● SET PROBLEM
Set down each line of the data below exactly as it stands, dropping the pictures.

● PROVIDED DATA
=====

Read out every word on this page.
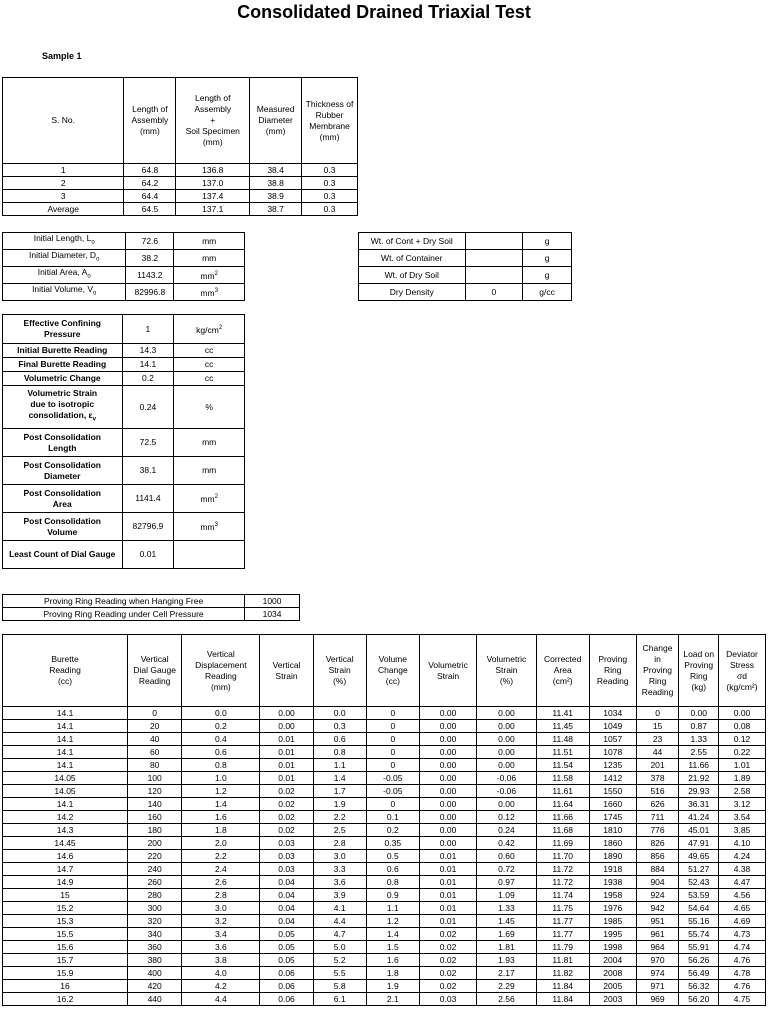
Consolidated Drained Triaxial Test
Sample 1
S. No.	Length of
Assembly
(mm)	Length of
Assembly
+
Soil Specimen
(mm)	Measured
Diameter
(mm)	Thickness of
Rubber
Membrane
(mm)
1	64.8	136.8	38.4	0.3
2	64.2	137.0	38.8	0.3
3	64.4	137.4	38.9	0.3
Average	64.5	137.1	38.7	0.3
Initial Length, $L_o$	72.6	mm
Initial Diameter, $D_o$	38.2	mm
Initial Area, $A_o$	1143.2	$mm^2$
Initial Volume, $V_o$	82996.8	$mm^3$
Wt. of Cont + Dry Soil		g
Wt. of Container		g
Wt. of Dry Soil		g
Dry Density	0	g/cc
Effective Confining
Pressure	1	$kg/cm^2$
Initial Burette Reading	14.3	cc
Final Burette Reading	14.1	cc
Volumetric Change	0.2	cc
Volumetric Strain
due to isotropic
consolidation, $\varepsilon_v$	0.24	%
Post Consolidation
Length	72.5	mm
Post Consolidation
Diameter	38.1	mm
Post Consolidation
Area	1141.4	$mm^2$
Post Consolidation
Volume	82796.9	$mm^3$
Least Count of Dial Gauge	0.01	
Proving Ring Reading when Hanging Free	1000
Proving Ring Reading under Cell Pressure	1034
Burette
Reading
(cc)	Vertical
Dial Gauge
Reading	Vertical
Displacement
Reading
(mm)	Vertical
Strain	Vertical
Strain
(%)	Volume
Change
(cc)	Volumetric
Strain	Volumetric
Strain
(%)	Corrected
Area
(cm²)	Proving
Ring
Reading	Change
in
Proving
Ring
Reading	Load on
Proving
Ring
(kg)	Deviator
Stress
σd
(kg/cm²)
14.1	0	0.0	0.00	0.0	0	0.00	0.00	11.41	1034	0	0.00	0.00
14.1	20	0.2	0.00	0.3	0	0.00	0.00	11.45	1049	15	0.87	0.08
14.1	40	0.4	0.01	0.6	0	0.00	0.00	11.48	1057	23	1.33	0.12
14.1	60	0.6	0.01	0.8	0	0.00	0.00	11.51	1078	44	2.55	0.22
14.1	80	0.8	0.01	1.1	0	0.00	0.00	11.54	1235	201	11.66	1.01
14.05	100	1.0	0.01	1.4	-0.05	0.00	-0.06	11.58	1412	378	21.92	1.89
14.05	120	1.2	0.02	1.7	-0.05	0.00	-0.06	11.61	1550	516	29.93	2.58
14.1	140	1.4	0.02	1.9	0	0.00	0.00	11.64	1660	626	36.31	3.12
14.2	160	1.6	0.02	2.2	0.1	0.00	0.12	11.66	1745	711	41.24	3.54
14.3	180	1.8	0.02	2.5	0.2	0.00	0.24	11.68	1810	776	45.01	3.85
14.45	200	2.0	0.03	2.8	0.35	0.00	0.42	11.69	1860	826	47.91	4.10
14.6	220	2.2	0.03	3.0	0.5	0.01	0.60	11.70	1890	856	49.65	4.24
14.7	240	2.4	0.03	3.3	0.6	0.01	0.72	11.72	1918	884	51.27	4.38
14.9	260	2.6	0.04	3.6	0.8	0.01	0.97	11.72	1938	904	52.43	4.47
15	280	2.8	0.04	3.9	0.9	0.01	1.09	11.74	1958	924	53.59	4.56
15.2	300	3.0	0.04	4.1	1.1	0.01	1.33	11.75	1976	942	54.64	4.65
15.3	320	3.2	0.04	4.4	1.2	0.01	1.45	11.77	1985	951	55.16	4.69
15.5	340	3.4	0.05	4.7	1.4	0.02	1.69	11.77	1995	961	55.74	4.73
15.6	360	3.6	0.05	5.0	1.5	0.02	1.81	11.79	1998	964	55.91	4.74
15.7	380	3.8	0.05	5.2	1.6	0.02	1.93	11.81	2004	970	56.26	4.76
15.9	400	4.0	0.06	5.5	1.8	0.02	2.17	11.82	2008	974	56.49	4.78
16	420	4.2	0.06	5.8	1.9	0.02	2.29	11.84	2005	971	56.32	4.76
16.2	440	4.4	0.06	6.1	2.1	0.03	2.56	11.84	2003	969	56.20	4.75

=====

● COMPLETED EXERCISE
Read out every word on this page.
Consolidated Drained Triaxial Test
Sample 1
S. No.	Length of
Assembly
(mm)	Length of
Assembly
+
Soil Specimen
(mm)	Measured
Diameter
(mm)	Thickness of
Rubber
Membrane
(mm)
1	64.8	136.8	38.4	0.3
2	64.2	137.0	38.8	0.3
3	64.4	137.4	38.9	0.3
Average	64.5	137.1	38.7	0.3
Initial Length, $L_o$	72.6	mm
Initial Diameter, $D_o$	38.2	mm
Initial Area, $A_o$	1143.2	$mm^2$
Initial Volume, $V_o$	82996.8	$mm^3$
Wt. of Cont + Dry Soil		g
Wt. of Container		g
Wt. of Dry Soil		g
Dry Density	0	g/cc
Effective Confining
Pressure	1	$kg/cm^2$
Initial Burette Reading	14.3	cc
Final Burette Reading	14.1	cc
Volumetric Change	0.2	cc
Volumetric Strain
due to isotropic
consolidation, $\varepsilon_v$	0.24	%
Post Consolidation
Length	72.5	mm
Post Consolidation
Diameter	38.1	mm
Post Consolidation
Area	1141.4	$mm^2$
Post Consolidation
Volume	82796.9	$mm^3$
Least Count of Dial Gauge	0.01	
Proving Ring Reading when Hanging Free	1000
Proving Ring Reading under Cell Pressure	1034
Burette
Reading
(cc)	Vertical
Dial Gauge
Reading	Vertical
Displacement
Reading
(mm)	Vertical
Strain	Vertical
Strain
(%)	Volume
Change
(cc)	Volumetric
Strain	Volumetric
Strain
(%)	Corrected
Area
(cm²)	Proving
Ring
Reading	Change
in
Proving
Ring
Reading	Load on
Proving
Ring
(kg)	Deviator
Stress
σd
(kg/cm²)
14.1	0	0.0	0.00	0.0	0	0.00	0.00	11.41	1034	0	0.00	0.00
14.1	20	0.2	0.00	0.3	0	0.00	0.00	11.45	1049	15	0.87	0.08
14.1	40	0.4	0.01	0.6	0	0.00	0.00	11.48	1057	23	1.33	0.12
14.1	60	0.6	0.01	0.8	0	0.00	0.00	11.51	1078	44	2.55	0.22
14.1	80	0.8	0.01	1.1	0	0.00	0.00	11.54	1235	201	11.66	1.01
14.05	100	1.0	0.01	1.4	-0.05	0.00	-0.06	11.58	1412	378	21.92	1.89
14.05	120	1.2	0.02	1.7	-0.05	0.00	-0.06	11.61	1550	516	29.93	2.58
14.1	140	1.4	0.02	1.9	0	0.00	0.00	11.64	1660	626	36.31	3.12
14.2	160	1.6	0.02	2.2	0.1	0.00	0.12	11.66	1745	711	41.24	3.54
14.3	180	1.8	0.02	2.5	0.2	0.00	0.24	11.68	1810	776	45.01	3.85
14.45	200	2.0	0.03	2.8	0.35	0.00	0.42	11.69	1860	826	47.91	4.10
14.6	220	2.2	0.03	3.0	0.5	0.01	0.60	11.70	1890	856	49.65	4.24
14.7	240	2.4	0.03	3.3	0.6	0.01	0.72	11.72	1918	884	51.27	4.38
14.9	260	2.6	0.04	3.6	0.8	0.01	0.97	11.72	1938	904	52.43	4.47
15	280	2.8	0.04	3.9	0.9	0.01	1.09	11.74	1958	924	53.59	4.56
15.2	300	3.0	0.04	4.1	1.1	0.01	1.33	11.75	1976	942	54.64	4.65
15.3	320	3.2	0.04	4.4	1.2	0.01	1.45	11.77	1985	951	55.16	4.69
15.5	340	3.4	0.05	4.7	1.4	0.02	1.69	11.77	1995	961	55.74	4.73
15.6	360	3.6	0.05	5.0	1.5	0.02	1.81	11.79	1998	964	55.91	4.74
15.7	380	3.8	0.05	5.2	1.6	0.02	1.93	11.81	2004	970	56.26	4.76
15.9	400	4.0	0.06	5.5	1.8	0.02	2.17	11.82	2008	974	56.49	4.78
16	420	4.2	0.06	5.8	1.9	0.02	2.29	11.84	2005	971	56.32	4.76
16.2	440	4.4	0.06	6.1	2.1	0.03	2.56	11.84	2003	969	56.20	4.75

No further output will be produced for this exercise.